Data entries
+ + + +

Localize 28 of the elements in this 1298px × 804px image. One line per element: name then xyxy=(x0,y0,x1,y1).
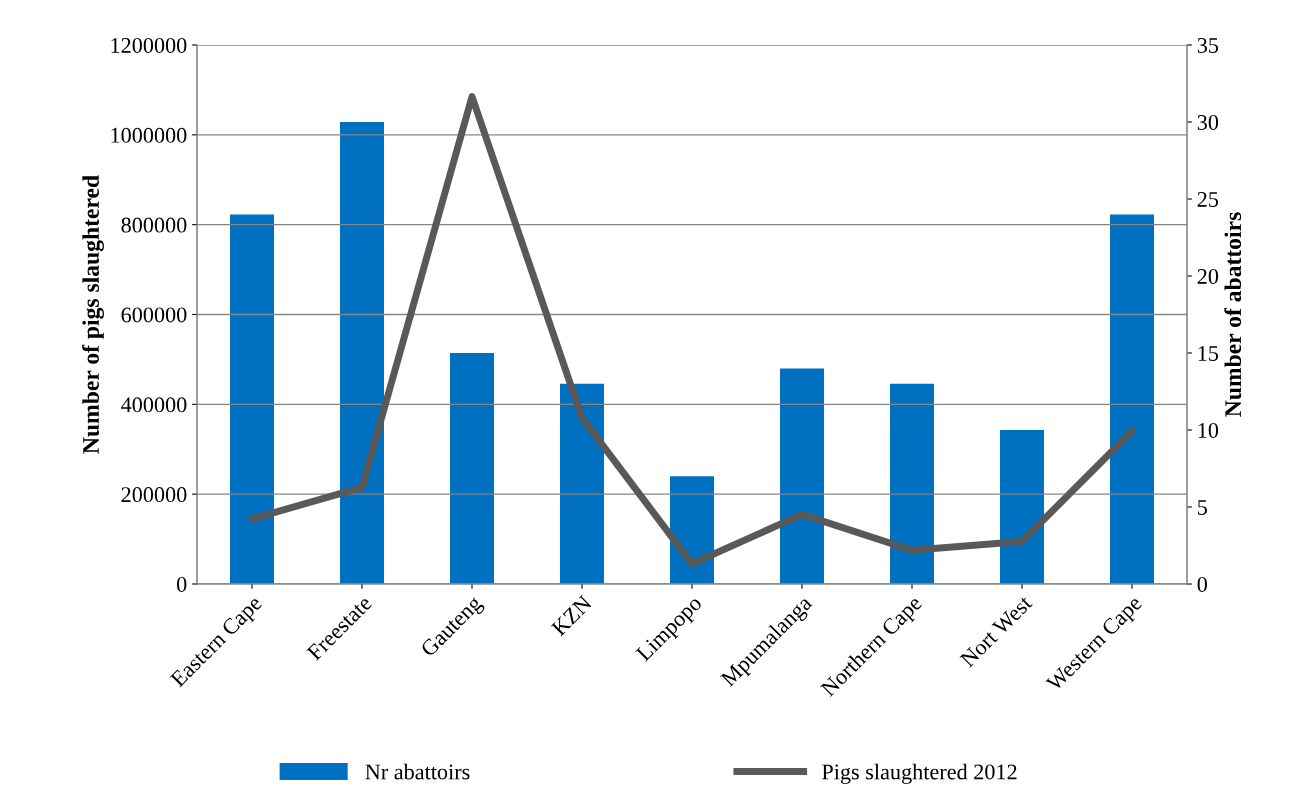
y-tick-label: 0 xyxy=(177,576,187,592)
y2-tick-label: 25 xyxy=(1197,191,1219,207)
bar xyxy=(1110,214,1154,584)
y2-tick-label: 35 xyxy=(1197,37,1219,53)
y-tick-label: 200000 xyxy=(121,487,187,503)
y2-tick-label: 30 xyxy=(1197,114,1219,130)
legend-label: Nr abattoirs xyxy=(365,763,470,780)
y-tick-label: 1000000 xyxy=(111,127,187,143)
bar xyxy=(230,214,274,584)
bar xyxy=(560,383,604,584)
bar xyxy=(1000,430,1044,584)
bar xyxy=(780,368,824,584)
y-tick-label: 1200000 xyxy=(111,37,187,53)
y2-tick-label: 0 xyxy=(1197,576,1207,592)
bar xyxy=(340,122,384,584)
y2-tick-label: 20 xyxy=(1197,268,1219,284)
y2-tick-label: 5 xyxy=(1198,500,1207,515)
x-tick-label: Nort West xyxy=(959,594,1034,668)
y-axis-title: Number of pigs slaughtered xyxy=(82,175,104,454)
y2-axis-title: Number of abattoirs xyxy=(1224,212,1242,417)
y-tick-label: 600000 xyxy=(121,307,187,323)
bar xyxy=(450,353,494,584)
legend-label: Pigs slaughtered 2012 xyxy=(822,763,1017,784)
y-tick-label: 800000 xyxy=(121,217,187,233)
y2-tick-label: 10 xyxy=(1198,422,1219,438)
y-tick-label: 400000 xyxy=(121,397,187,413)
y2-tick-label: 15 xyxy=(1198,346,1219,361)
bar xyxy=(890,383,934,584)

+ + + +

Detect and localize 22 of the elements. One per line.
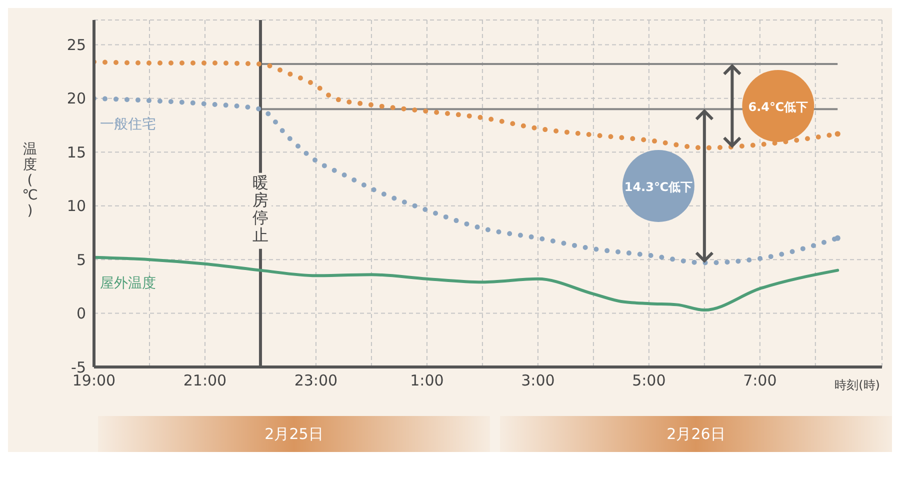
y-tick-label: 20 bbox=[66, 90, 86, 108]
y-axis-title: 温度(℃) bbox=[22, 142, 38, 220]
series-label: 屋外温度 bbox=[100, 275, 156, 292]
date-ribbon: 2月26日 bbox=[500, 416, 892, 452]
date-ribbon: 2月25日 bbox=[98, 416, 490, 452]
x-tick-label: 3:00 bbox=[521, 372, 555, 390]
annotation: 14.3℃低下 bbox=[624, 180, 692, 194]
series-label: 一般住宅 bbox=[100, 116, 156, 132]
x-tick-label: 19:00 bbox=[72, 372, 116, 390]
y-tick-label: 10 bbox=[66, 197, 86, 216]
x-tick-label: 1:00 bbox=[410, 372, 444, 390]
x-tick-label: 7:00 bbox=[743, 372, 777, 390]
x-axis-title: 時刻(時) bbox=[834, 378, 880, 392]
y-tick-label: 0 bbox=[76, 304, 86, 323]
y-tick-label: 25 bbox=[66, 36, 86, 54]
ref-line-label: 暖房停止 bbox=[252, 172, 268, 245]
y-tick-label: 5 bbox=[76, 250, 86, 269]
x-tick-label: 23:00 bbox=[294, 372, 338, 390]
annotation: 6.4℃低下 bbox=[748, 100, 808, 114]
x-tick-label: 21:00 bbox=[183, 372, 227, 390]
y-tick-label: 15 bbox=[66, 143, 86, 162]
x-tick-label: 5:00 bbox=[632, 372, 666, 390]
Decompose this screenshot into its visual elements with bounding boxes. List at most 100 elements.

+ + + +

■ **Goal**: Copy out the entries from the line holding "y-tick-label: 20 bbox=[66, 90, 86, 108]" through the line holding "x-axis-title: 時刻(時) bbox=[834, 378, 880, 392]", both included, and substitute "legend-label" for each "series-label". Leave everything else unchanged.

■ **Response below**:
y-tick-label: 20 bbox=[66, 90, 86, 108]
y-axis-title: 温度(℃) bbox=[22, 142, 38, 220]
legend-label: 屋外温度 bbox=[100, 275, 156, 292]
date-ribbon: 2月26日 bbox=[500, 416, 892, 452]
date-ribbon: 2月25日 bbox=[98, 416, 490, 452]
x-tick-label: 3:00 bbox=[521, 372, 555, 390]
annotation: 14.3℃低下 bbox=[624, 180, 692, 194]
legend-label: 一般住宅 bbox=[100, 116, 156, 132]
x-tick-label: 19:00 bbox=[72, 372, 116, 390]
y-tick-label: 10 bbox=[66, 197, 86, 216]
x-tick-label: 1:00 bbox=[410, 372, 444, 390]
x-tick-label: 7:00 bbox=[743, 372, 777, 390]
x-axis-title: 時刻(時) bbox=[834, 378, 880, 392]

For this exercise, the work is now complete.